=== Problem requirements ===
With the images removed, repeat the data below exactly.
====== Data for this exercise
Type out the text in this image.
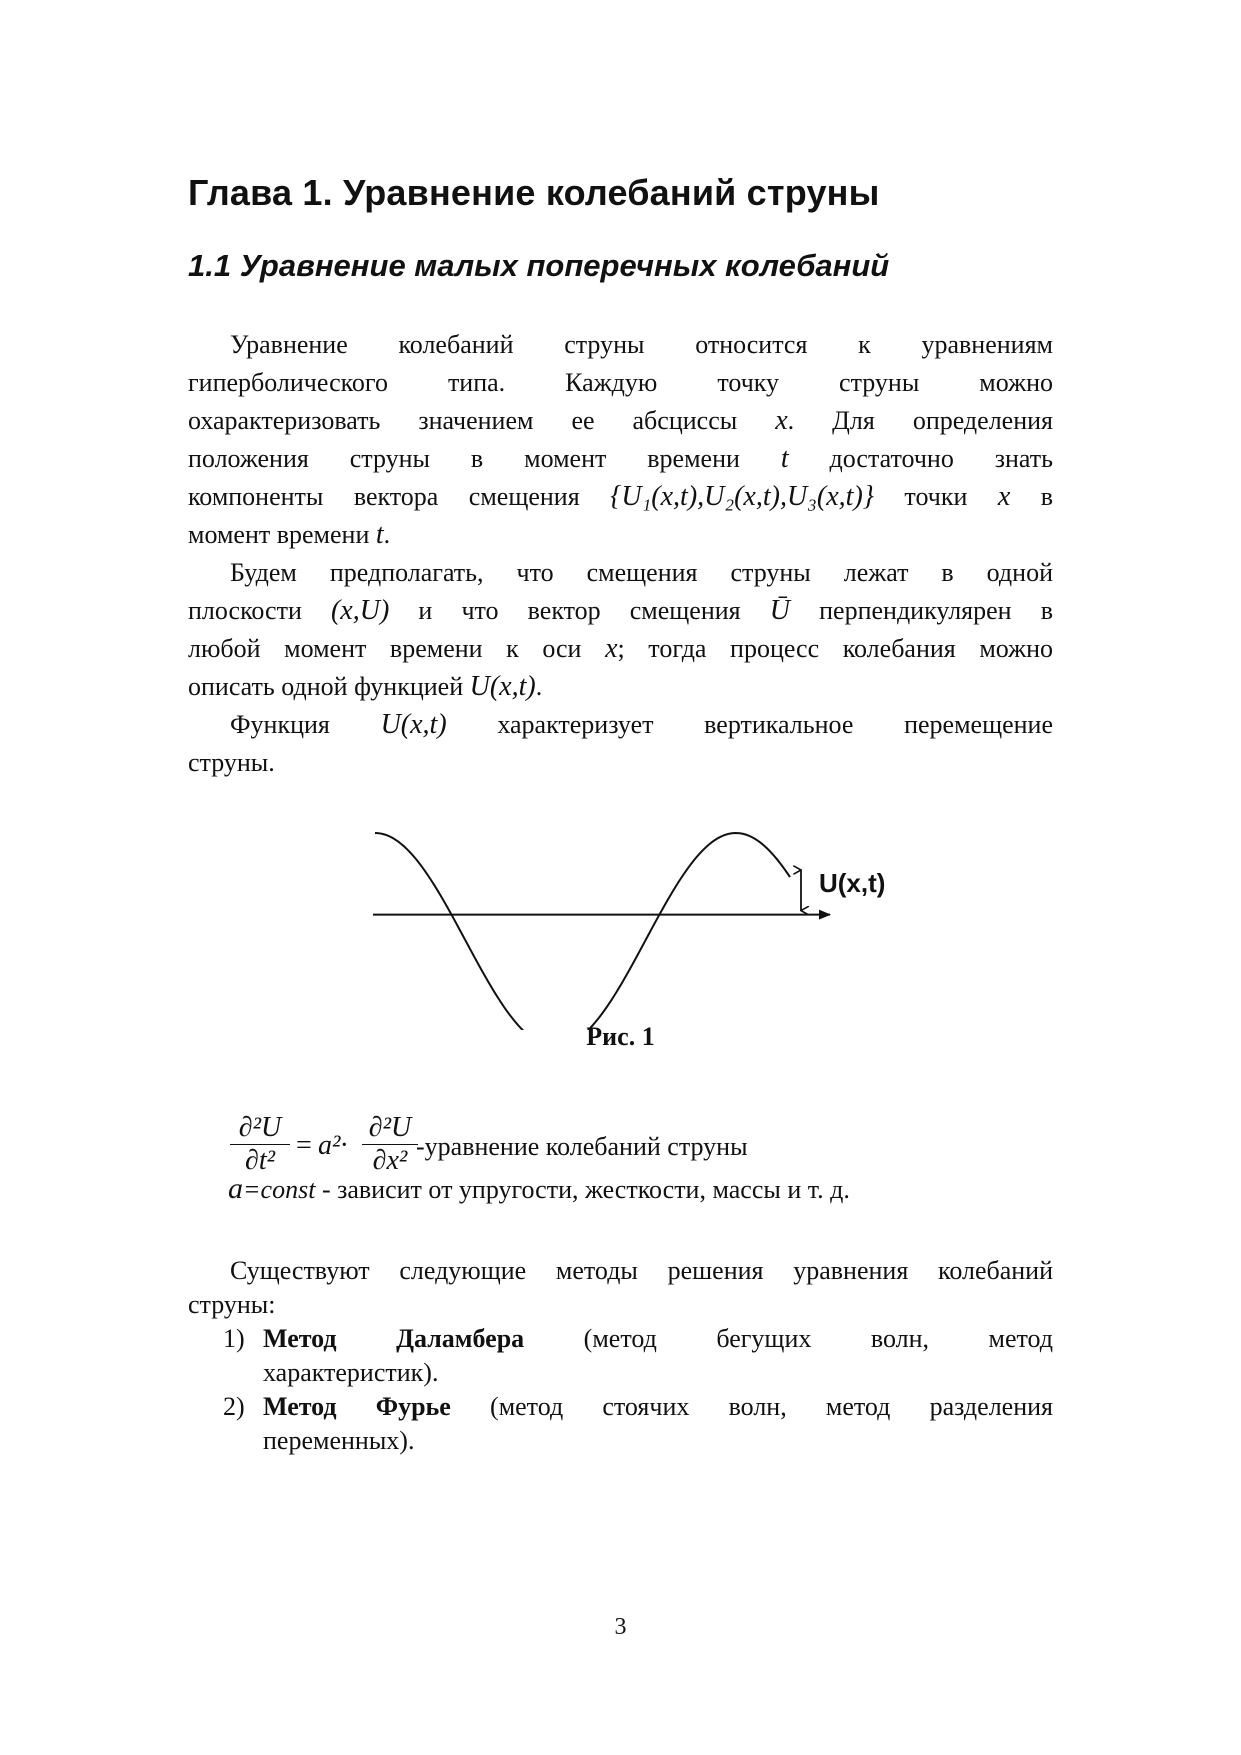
Глава 1. Уравнение колебаний струны
1.1 Уравнение малых поперечных колебаний
Уравнение колебаний струны относится к уравнениям
гиперболического типа. Каждую точку струны можно
охарактеризовать значением ее абсциссы x. Для определения
положения струны в момент времени t достаточно знать
компоненты вектора смещения {U₁(x,t),U₂(x,t),U₃(x,t)} точки x в
момент времени t.
Будем предполагать, что смещения струны лежат в одной
плоскости (x,U) и что вектор смещения Ū перпендикулярен в
любой момент времени к оси x; тогда процесс колебания можно
описать одной функцией U(x,t).
Функция U(x,t) характеризует вертикальное перемещение
струны.
U(x,t)
Рис. 1
∂²U
∂t² = a²·
∂²U
∂x² -уравнение колебаний струны
a=const - зависит от упругости, жесткости, массы и т. д.
Существуют следующие методы решения уравнения колебаний
струны:
1) Метод Даламбера (метод бегущих волн, метод
характеристик).
2) Метод Фурье (метод стоячих волн, метод разделения
переменных).
3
============
=== The completed task ===
Type out the text in this image.
Глава 1. Уравнение колебаний струны
1.1 Уравнение малых поперечных колебаний
Уравнение колебаний струны относится к уравнениям
гиперболического типа. Каждую точку струны можно
охарактеризовать значением ее абсциссы x. Для определения
положения струны в момент времени t достаточно знать
компоненты вектора смещения {U₁(x,t),U₂(x,t),U₃(x,t)} точки x в
момент времени t.
Будем предполагать, что смещения струны лежат в одной
плоскости (x,U) и что вектор смещения Ū перпендикулярен в
любой момент времени к оси x; тогда процесс колебания можно
описать одной функцией U(x,t).
Функция U(x,t) характеризует вертикальное перемещение
струны.
U(x,t)
Рис. 1
∂²U
∂t² = a²·
∂²U
∂x² -уравнение колебаний струны
a=const - зависит от упругости, жесткости, массы и т. д.
Существуют следующие методы решения уравнения колебаний
струны:
1) Метод Даламбера (метод бегущих волн, метод
характеристик).
2) Метод Фурье (метод стоячих волн, метод разделения
переменных).
3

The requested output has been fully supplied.